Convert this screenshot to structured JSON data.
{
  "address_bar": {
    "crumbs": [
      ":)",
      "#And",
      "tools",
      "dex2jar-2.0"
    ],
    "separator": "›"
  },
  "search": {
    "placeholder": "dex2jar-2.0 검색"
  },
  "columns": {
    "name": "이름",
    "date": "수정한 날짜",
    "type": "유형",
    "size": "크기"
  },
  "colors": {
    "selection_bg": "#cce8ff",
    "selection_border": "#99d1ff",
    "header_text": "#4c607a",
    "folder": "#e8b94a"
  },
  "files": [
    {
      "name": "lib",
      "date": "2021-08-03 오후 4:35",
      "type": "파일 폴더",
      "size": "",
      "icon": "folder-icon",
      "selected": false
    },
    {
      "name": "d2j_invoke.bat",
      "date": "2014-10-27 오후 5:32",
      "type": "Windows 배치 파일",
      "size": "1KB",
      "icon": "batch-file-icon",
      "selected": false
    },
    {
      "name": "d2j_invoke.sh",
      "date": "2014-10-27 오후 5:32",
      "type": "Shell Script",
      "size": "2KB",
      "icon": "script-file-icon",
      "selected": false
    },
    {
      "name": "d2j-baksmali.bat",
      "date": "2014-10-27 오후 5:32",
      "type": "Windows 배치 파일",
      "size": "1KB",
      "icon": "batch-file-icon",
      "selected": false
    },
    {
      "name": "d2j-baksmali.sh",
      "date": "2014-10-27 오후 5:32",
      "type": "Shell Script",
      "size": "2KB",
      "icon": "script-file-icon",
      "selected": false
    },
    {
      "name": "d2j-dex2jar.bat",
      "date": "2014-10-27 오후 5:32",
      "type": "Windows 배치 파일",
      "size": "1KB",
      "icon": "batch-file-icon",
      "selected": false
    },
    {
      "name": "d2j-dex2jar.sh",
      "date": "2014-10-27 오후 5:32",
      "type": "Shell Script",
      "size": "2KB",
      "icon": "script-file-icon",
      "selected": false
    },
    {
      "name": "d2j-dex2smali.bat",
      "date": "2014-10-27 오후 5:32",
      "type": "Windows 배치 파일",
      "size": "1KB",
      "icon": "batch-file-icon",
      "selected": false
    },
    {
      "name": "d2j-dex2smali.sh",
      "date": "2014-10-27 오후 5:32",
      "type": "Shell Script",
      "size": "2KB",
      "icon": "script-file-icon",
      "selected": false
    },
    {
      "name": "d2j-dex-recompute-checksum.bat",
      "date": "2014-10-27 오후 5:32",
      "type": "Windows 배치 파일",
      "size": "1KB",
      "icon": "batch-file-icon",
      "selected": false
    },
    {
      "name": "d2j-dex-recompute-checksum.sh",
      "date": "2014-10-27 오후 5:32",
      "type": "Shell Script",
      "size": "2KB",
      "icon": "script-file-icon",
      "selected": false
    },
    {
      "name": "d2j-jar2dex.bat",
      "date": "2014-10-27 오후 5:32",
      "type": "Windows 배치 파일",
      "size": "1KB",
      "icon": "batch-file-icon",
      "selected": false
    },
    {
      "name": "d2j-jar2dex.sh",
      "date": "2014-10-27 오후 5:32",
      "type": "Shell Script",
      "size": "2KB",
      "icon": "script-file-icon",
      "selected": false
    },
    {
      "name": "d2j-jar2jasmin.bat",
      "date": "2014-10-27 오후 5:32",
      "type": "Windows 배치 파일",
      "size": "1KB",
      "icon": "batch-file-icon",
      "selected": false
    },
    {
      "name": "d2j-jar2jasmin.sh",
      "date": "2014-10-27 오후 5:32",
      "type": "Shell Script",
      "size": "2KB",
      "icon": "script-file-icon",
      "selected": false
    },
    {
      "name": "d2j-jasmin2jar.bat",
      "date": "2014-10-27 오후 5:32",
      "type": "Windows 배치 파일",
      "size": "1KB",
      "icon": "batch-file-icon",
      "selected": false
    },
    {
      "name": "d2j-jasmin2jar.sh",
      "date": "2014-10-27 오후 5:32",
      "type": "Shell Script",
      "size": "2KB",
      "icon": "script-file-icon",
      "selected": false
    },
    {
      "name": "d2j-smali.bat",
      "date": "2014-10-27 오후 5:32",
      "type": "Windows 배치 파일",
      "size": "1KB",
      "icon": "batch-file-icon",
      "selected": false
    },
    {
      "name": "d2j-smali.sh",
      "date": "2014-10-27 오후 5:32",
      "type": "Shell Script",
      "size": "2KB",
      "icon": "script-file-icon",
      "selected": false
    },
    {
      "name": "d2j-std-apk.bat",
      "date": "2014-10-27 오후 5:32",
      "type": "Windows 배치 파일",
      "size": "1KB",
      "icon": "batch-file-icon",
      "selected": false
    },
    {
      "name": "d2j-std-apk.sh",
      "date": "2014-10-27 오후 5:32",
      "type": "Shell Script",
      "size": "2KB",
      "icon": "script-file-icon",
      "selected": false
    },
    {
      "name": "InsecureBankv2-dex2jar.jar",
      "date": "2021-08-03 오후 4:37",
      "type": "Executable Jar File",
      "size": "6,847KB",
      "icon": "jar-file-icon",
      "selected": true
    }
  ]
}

━━━━━━━━━━━━━━━━

» **THE REQUEST**: Return every record, word for word.

» **FULL SOLUTION**:
Convert this screenshot to structured JSON data.
{
  "address_bar": {
    "crumbs": [
      ":)",
      "#And",
      "tools",
      "dex2jar-2.0"
    ],
    "separator": "›"
  },
  "search": {
    "placeholder": "dex2jar-2.0 검색"
  },
  "columns": {
    "name": "이름",
    "date": "수정한 날짜",
    "type": "유형",
    "size": "크기"
  },
  "colors": {
    "selection_bg": "#cce8ff",
    "selection_border": "#99d1ff",
    "header_text": "#4c607a",
    "folder": "#e8b94a"
  },
  "files": [
    {
      "name": "lib",
      "date": "2021-08-03 오후 4:35",
      "type": "파일 폴더",
      "size": "",
      "icon": "folder-icon",
      "selected": false
    },
    {
      "name": "d2j_invoke.bat",
      "date": "2014-10-27 오후 5:32",
      "type": "Windows 배치 파일",
      "size": "1KB",
      "icon": "batch-file-icon",
      "selected": false
    },
    {
      "name": "d2j_invoke.sh",
      "date": "2014-10-27 오후 5:32",
      "type": "Shell Script",
      "size": "2KB",
      "icon": "script-file-icon",
      "selected": false
    },
    {
      "name": "d2j-baksmali.bat",
      "date": "2014-10-27 오후 5:32",
      "type": "Windows 배치 파일",
      "size": "1KB",
      "icon": "batch-file-icon",
      "selected": false
    },
    {
      "name": "d2j-baksmali.sh",
      "date": "2014-10-27 오후 5:32",
      "type": "Shell Script",
      "size": "2KB",
      "icon": "script-file-icon",
      "selected": false
    },
    {
      "name": "d2j-dex2jar.bat",
      "date": "2014-10-27 오후 5:32",
      "type": "Windows 배치 파일",
      "size": "1KB",
      "icon": "batch-file-icon",
      "selected": false
    },
    {
      "name": "d2j-dex2jar.sh",
      "date": "2014-10-27 오후 5:32",
      "type": "Shell Script",
      "size": "2KB",
      "icon": "script-file-icon",
      "selected": false
    },
    {
      "name": "d2j-dex2smali.bat",
      "date": "2014-10-27 오후 5:32",
      "type": "Windows 배치 파일",
      "size": "1KB",
      "icon": "batch-file-icon",
      "selected": false
    },
    {
      "name": "d2j-dex2smali.sh",
      "date": "2014-10-27 오후 5:32",
      "type": "Shell Script",
      "size": "2KB",
      "icon": "script-file-icon",
      "selected": false
    },
    {
      "name": "d2j-dex-recompute-checksum.bat",
      "date": "2014-10-27 오후 5:32",
      "type": "Windows 배치 파일",
      "size": "1KB",
      "icon": "batch-file-icon",
      "selected": false
    },
    {
      "name": "d2j-dex-recompute-checksum.sh",
      "date": "2014-10-27 오후 5:32",
      "type": "Shell Script",
      "size": "2KB",
      "icon": "script-file-icon",
      "selected": false
    },
    {
      "name": "d2j-jar2dex.bat",
      "date": "2014-10-27 오후 5:32",
      "type": "Windows 배치 파일",
      "size": "1KB",
      "icon": "batch-file-icon",
      "selected": false
    },
    {
      "name": "d2j-jar2dex.sh",
      "date": "2014-10-27 오후 5:32",
      "type": "Shell Script",
      "size": "2KB",
      "icon": "script-file-icon",
      "selected": false
    },
    {
      "name": "d2j-jar2jasmin.bat",
      "date": "2014-10-27 오후 5:32",
      "type": "Windows 배치 파일",
      "size": "1KB",
      "icon": "batch-file-icon",
      "selected": false
    },
    {
      "name": "d2j-jar2jasmin.sh",
      "date": "2014-10-27 오후 5:32",
      "type": "Shell Script",
      "size": "2KB",
      "icon": "script-file-icon",
      "selected": false
    },
    {
      "name": "d2j-jasmin2jar.bat",
      "date": "2014-10-27 오후 5:32",
      "type": "Windows 배치 파일",
      "size": "1KB",
      "icon": "batch-file-icon",
      "selected": false
    },
    {
      "name": "d2j-jasmin2jar.sh",
      "date": "2014-10-27 오후 5:32",
      "type": "Shell Script",
      "size": "2KB",
      "icon": "script-file-icon",
      "selected": false
    },
    {
      "name": "d2j-smali.bat",
      "date": "2014-10-27 오후 5:32",
      "type": "Windows 배치 파일",
      "size": "1KB",
      "icon": "batch-file-icon",
      "selected": false
    },
    {
      "name": "d2j-smali.sh",
      "date": "2014-10-27 오후 5:32",
      "type": "Shell Script",
      "size": "2KB",
      "icon": "script-file-icon",
      "selected": false
    },
    {
      "name": "d2j-std-apk.bat",
      "date": "2014-10-27 오후 5:32",
      "type": "Windows 배치 파일",
      "size": "1KB",
      "icon": "batch-file-icon",
      "selected": false
    },
    {
      "name": "d2j-std-apk.sh",
      "date": "2014-10-27 오후 5:32",
      "type": "Shell Script",
      "size": "2KB",
      "icon": "script-file-icon",
      "selected": false
    },
    {
      "name": "InsecureBankv2-dex2jar.jar",
      "date": "2021-08-03 오후 4:37",
      "type": "Executable Jar File",
      "size": "6,847KB",
      "icon": "jar-file-icon",
      "selected": true
    }
  ]
}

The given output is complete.